Identify the lines containing the word "attached". Copy each one.
+++ Stored rows +++
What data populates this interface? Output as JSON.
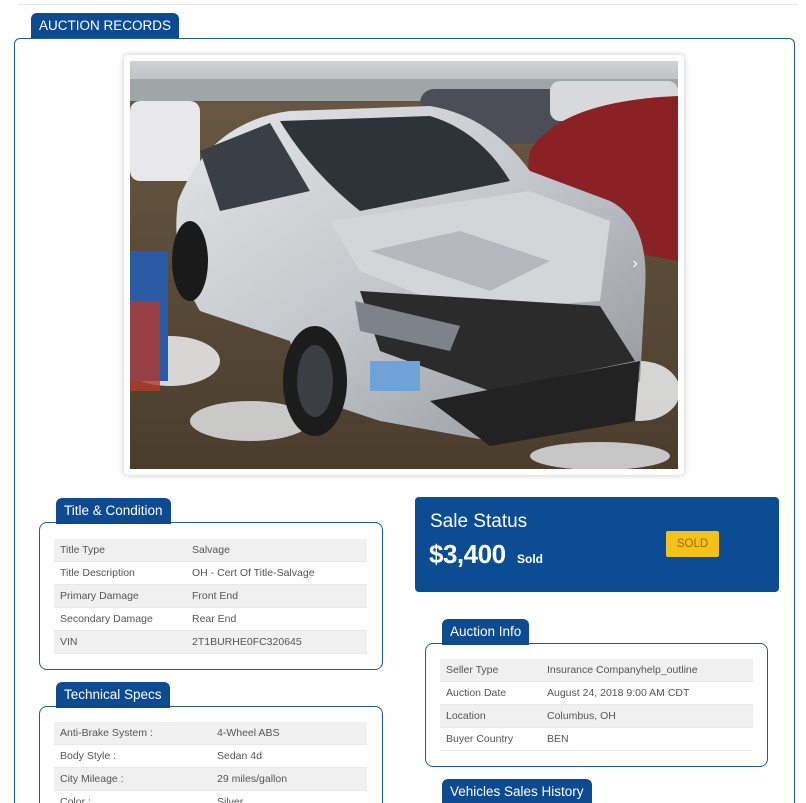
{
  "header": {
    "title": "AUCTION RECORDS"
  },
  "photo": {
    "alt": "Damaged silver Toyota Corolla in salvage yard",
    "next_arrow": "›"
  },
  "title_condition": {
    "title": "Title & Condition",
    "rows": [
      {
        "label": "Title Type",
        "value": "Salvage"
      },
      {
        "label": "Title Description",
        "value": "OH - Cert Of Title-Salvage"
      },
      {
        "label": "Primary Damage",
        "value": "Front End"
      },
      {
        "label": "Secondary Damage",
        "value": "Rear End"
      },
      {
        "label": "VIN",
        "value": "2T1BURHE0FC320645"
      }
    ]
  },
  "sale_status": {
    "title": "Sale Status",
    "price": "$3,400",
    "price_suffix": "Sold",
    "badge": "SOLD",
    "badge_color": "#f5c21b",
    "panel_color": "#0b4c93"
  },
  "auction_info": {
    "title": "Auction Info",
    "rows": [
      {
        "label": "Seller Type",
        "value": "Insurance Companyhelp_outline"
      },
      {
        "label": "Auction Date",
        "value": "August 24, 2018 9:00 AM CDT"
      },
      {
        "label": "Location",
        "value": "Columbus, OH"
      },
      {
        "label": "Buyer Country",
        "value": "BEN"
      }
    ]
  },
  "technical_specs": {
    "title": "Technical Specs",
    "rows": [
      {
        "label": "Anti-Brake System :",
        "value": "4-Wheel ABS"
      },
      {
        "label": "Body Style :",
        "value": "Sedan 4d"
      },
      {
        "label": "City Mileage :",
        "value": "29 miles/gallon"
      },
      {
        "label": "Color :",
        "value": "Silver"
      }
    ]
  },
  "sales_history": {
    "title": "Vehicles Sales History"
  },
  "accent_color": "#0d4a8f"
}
+++
+++ Stored rows +++
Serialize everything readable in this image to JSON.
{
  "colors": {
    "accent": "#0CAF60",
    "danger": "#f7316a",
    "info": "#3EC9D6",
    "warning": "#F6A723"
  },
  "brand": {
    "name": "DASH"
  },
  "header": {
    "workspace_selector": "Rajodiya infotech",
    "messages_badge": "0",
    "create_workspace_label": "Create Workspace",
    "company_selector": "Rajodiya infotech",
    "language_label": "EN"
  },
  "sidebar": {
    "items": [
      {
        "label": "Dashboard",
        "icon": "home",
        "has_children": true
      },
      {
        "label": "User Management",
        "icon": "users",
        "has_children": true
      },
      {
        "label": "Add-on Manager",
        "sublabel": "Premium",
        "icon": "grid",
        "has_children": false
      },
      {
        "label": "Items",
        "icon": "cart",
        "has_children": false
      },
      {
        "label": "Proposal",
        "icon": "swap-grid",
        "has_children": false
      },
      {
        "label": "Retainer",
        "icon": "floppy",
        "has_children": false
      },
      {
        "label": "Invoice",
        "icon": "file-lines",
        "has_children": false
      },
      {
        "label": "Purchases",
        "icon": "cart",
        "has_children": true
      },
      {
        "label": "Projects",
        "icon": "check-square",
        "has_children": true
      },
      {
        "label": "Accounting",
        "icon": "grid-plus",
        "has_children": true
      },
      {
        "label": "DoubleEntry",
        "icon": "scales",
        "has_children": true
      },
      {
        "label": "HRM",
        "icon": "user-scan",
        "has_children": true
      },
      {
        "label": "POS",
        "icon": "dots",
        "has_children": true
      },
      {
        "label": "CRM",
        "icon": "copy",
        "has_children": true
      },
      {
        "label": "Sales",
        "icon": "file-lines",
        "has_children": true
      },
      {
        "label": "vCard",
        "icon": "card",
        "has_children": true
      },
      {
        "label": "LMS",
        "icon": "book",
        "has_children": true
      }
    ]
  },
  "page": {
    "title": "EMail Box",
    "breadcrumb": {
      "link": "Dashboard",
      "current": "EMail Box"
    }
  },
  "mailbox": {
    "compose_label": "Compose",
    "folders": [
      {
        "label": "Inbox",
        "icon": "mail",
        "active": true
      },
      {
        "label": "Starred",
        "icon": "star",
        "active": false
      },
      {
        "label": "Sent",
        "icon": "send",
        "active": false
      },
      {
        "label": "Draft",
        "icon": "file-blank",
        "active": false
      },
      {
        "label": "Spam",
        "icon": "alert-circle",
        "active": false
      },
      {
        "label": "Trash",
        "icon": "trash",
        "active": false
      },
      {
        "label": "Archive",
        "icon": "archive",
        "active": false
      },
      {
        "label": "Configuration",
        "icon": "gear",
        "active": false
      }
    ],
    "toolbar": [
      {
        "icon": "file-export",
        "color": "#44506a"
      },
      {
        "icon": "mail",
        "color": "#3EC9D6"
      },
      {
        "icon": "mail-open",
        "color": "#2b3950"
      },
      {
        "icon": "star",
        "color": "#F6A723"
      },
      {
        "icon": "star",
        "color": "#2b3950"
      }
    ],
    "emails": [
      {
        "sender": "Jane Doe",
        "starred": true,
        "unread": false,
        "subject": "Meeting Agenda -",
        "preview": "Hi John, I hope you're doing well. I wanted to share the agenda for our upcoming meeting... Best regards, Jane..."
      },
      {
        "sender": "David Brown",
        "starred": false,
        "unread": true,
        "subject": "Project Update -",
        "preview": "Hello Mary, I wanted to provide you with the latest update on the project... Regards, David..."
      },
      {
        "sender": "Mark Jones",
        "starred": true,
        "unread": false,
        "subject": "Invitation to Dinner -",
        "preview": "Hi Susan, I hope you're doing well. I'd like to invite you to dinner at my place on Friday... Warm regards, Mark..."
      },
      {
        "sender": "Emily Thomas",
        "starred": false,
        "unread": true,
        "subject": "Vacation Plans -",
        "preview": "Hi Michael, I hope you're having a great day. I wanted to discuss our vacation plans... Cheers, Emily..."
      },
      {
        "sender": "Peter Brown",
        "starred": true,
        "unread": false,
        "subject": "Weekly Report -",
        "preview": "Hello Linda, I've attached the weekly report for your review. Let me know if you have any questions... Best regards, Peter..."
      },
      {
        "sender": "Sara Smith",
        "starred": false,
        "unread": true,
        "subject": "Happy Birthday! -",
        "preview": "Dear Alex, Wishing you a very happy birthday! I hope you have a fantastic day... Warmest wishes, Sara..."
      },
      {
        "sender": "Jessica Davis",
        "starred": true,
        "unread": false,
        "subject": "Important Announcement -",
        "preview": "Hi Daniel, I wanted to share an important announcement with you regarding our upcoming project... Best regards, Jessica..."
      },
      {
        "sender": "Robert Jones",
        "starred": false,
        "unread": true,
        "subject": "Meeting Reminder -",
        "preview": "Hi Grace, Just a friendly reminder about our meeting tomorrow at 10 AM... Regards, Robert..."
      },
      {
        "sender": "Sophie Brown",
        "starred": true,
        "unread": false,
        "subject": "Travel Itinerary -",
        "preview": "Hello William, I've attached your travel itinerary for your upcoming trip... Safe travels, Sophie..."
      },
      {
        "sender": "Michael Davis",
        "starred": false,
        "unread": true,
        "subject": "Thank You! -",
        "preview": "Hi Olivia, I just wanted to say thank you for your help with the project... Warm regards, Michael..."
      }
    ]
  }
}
+++
+++ Stored rows +++
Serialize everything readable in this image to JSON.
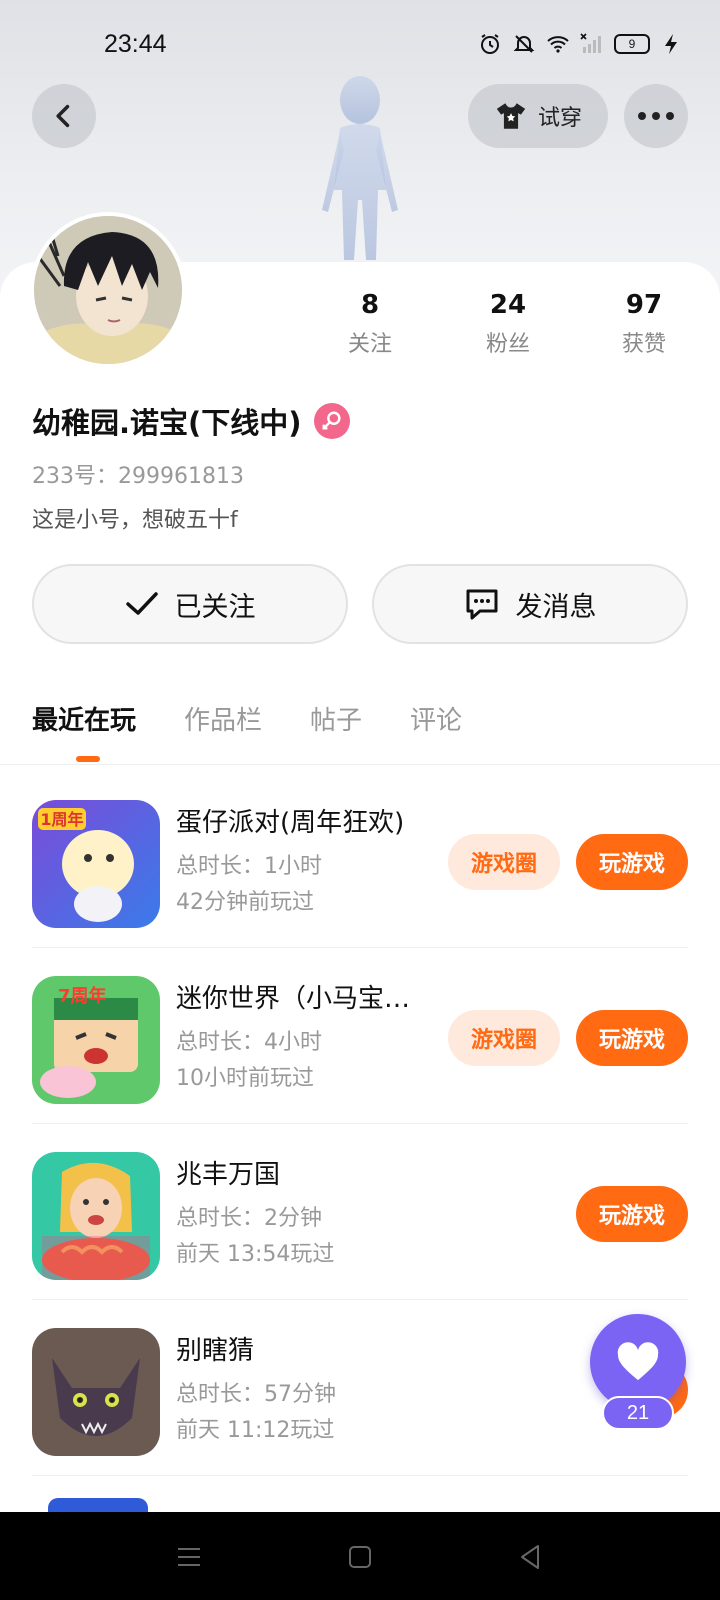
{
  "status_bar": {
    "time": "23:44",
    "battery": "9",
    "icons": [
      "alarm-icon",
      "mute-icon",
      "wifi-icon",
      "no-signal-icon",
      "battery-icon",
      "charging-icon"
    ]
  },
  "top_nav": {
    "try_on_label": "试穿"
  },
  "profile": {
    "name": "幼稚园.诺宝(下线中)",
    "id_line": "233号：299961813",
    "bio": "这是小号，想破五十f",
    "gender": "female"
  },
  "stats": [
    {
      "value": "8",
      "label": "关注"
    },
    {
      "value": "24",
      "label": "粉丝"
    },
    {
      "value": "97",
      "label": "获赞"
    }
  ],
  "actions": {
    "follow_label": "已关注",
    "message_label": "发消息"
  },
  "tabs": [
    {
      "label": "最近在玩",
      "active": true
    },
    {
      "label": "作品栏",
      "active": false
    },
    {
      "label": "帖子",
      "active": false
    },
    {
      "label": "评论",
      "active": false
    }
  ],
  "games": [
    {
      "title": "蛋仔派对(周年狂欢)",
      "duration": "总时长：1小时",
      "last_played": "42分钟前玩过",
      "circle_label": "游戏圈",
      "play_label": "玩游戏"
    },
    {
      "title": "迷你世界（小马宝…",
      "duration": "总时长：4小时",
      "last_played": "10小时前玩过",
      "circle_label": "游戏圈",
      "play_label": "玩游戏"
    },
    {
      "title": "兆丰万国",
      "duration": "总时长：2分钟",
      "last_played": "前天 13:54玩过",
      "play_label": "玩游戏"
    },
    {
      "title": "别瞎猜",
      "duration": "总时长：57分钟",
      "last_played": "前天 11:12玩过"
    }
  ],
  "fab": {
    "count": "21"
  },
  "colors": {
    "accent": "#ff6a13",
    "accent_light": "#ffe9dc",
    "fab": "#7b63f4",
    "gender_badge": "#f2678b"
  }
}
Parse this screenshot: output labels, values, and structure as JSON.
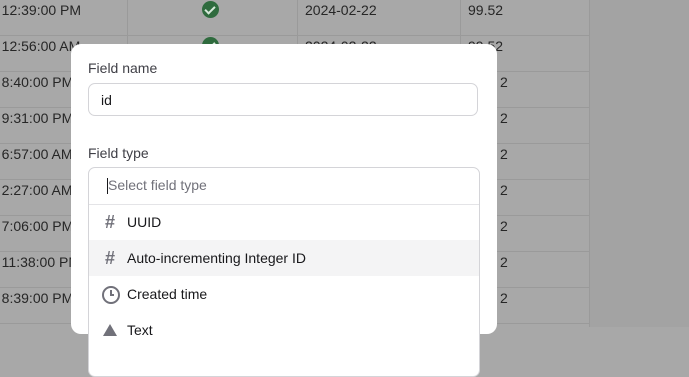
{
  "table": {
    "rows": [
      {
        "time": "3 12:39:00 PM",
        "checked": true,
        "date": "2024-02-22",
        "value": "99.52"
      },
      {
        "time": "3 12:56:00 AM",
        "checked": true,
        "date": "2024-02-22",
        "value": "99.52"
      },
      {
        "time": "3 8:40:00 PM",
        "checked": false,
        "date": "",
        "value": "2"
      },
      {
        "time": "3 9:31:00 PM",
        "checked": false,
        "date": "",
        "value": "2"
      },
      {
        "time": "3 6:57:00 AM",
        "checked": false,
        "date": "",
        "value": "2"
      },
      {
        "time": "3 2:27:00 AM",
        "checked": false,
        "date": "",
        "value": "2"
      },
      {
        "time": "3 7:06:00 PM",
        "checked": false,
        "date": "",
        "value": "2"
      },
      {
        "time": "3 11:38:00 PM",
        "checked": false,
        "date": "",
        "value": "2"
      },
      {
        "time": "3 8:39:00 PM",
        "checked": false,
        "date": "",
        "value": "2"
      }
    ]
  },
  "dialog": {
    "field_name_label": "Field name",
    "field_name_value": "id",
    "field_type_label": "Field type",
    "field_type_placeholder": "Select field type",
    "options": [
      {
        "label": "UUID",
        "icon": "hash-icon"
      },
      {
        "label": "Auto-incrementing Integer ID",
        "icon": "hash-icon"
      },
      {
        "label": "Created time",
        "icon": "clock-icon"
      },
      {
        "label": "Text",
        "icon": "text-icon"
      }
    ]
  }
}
+++
** Response **
        "preview": "Hello Linda, I've attached the weekly report for your review. Let me know if you have any questions... Best regards, Peter..."
        "preview": "Hello William, I've attached your travel itinerary for your upcoming trip... Safe travels, Sophie..."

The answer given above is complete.